• _Your instructions_:
Identify all lines in the listing that include the word "causes", and copy them out.

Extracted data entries
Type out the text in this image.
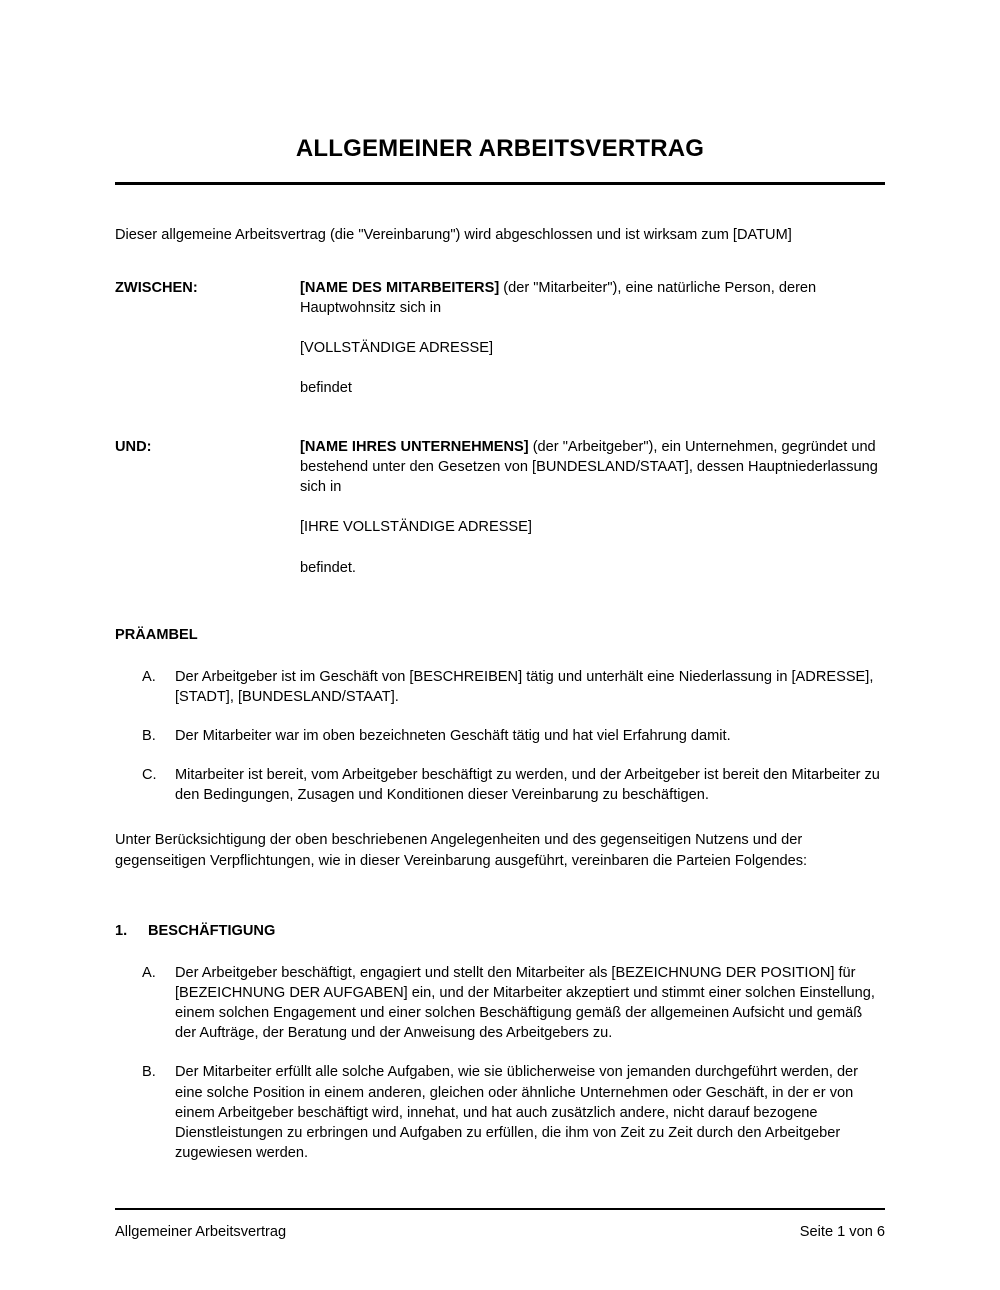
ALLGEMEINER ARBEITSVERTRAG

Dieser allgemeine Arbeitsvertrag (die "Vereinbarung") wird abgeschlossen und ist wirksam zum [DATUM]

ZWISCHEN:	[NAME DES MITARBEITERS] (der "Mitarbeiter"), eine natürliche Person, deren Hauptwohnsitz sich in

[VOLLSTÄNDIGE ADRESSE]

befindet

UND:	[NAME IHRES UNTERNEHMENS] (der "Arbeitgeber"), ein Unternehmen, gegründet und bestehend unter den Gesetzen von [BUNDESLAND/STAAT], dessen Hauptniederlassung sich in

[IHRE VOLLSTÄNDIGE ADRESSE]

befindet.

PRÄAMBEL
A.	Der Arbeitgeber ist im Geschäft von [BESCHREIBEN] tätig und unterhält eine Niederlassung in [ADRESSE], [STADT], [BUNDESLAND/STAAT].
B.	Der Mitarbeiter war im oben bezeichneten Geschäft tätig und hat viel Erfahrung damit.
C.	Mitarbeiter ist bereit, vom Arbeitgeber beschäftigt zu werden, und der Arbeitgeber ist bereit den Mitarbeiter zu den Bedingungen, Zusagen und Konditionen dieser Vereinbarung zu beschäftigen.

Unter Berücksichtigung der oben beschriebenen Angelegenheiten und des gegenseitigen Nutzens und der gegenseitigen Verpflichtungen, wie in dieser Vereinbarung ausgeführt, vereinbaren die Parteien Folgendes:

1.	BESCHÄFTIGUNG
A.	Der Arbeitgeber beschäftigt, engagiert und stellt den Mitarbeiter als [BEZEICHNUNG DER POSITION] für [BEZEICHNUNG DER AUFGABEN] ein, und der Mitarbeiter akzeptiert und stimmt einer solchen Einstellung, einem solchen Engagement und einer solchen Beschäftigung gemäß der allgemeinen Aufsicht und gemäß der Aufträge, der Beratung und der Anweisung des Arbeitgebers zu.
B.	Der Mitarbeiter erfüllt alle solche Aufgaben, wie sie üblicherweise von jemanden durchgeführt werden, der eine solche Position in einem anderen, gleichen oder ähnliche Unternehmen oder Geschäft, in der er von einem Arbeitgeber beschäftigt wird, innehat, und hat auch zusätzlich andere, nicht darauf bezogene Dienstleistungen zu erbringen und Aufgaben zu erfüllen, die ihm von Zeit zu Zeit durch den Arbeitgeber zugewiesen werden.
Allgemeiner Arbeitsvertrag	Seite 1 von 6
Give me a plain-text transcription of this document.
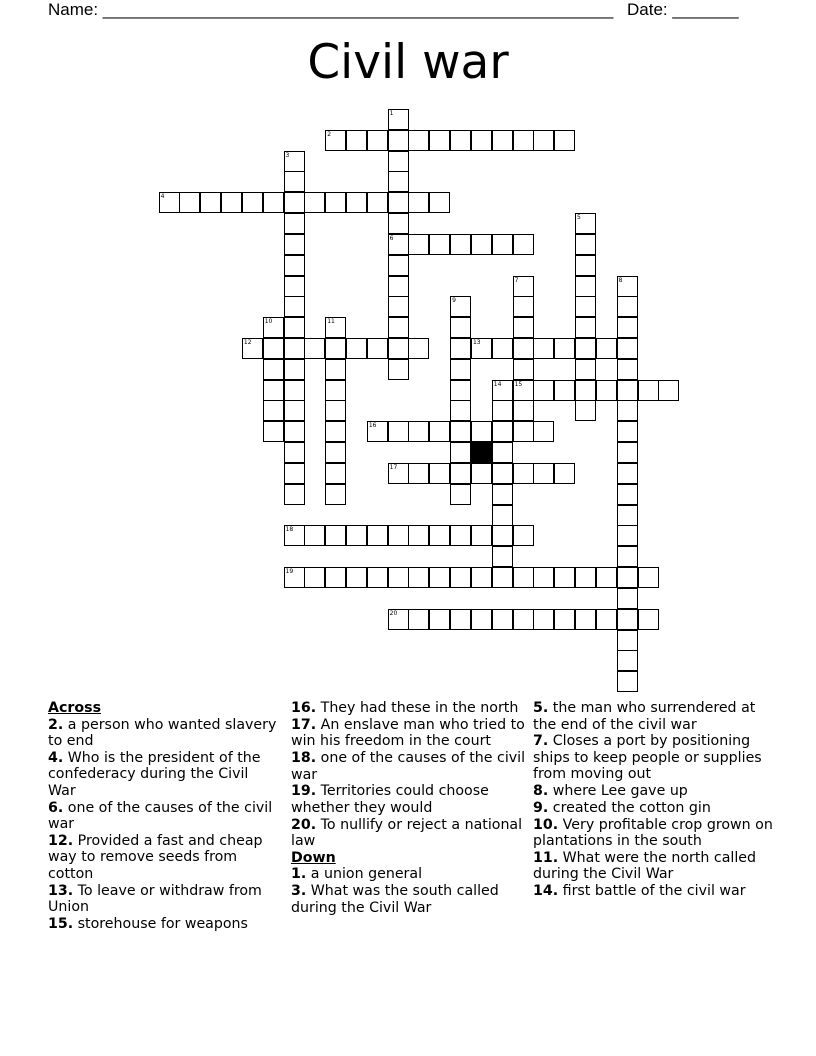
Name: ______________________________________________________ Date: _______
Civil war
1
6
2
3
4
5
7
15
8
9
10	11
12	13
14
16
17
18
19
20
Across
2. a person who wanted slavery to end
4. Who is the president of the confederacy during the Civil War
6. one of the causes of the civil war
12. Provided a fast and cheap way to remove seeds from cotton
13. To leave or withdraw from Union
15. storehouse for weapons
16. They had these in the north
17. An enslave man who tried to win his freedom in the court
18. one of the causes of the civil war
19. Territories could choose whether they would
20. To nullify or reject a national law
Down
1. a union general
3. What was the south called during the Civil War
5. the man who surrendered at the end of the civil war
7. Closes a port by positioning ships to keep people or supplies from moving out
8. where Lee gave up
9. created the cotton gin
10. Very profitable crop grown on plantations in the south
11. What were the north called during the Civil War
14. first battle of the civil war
---
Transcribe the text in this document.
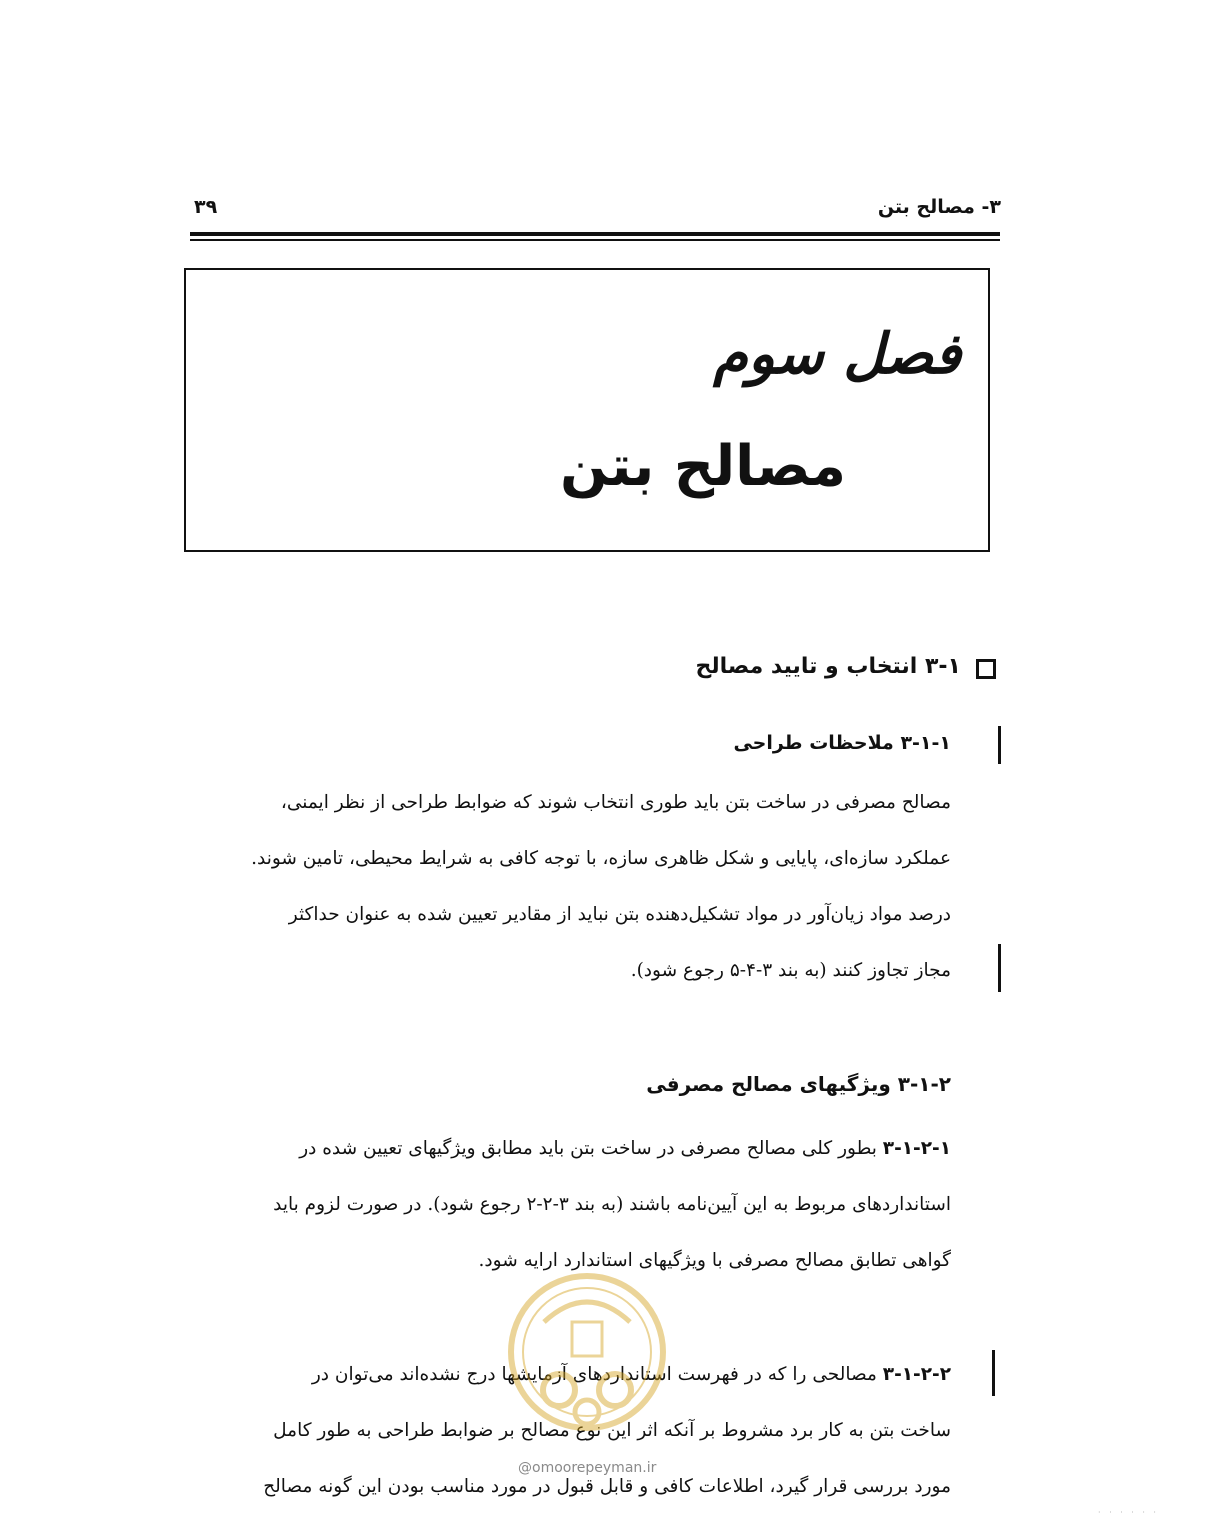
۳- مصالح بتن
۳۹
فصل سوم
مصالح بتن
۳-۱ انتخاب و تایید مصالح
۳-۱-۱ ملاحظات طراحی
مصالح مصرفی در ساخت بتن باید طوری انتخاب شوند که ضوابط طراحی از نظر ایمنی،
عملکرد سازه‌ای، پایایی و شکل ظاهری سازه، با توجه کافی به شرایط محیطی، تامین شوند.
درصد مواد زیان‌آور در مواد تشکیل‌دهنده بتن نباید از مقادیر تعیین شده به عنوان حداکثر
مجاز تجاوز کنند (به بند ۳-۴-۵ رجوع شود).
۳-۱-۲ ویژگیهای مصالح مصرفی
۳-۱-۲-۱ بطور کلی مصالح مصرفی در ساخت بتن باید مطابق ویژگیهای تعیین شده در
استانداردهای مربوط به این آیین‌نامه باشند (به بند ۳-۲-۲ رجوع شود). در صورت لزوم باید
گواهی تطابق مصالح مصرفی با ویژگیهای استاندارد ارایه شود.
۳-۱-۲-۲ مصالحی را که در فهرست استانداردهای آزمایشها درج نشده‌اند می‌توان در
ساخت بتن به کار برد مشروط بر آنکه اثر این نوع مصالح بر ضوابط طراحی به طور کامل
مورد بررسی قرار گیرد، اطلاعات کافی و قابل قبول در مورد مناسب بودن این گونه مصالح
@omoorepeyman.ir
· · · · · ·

• _Reply_:
6. one of the causes of the civil war
18. one of the causes of the civil war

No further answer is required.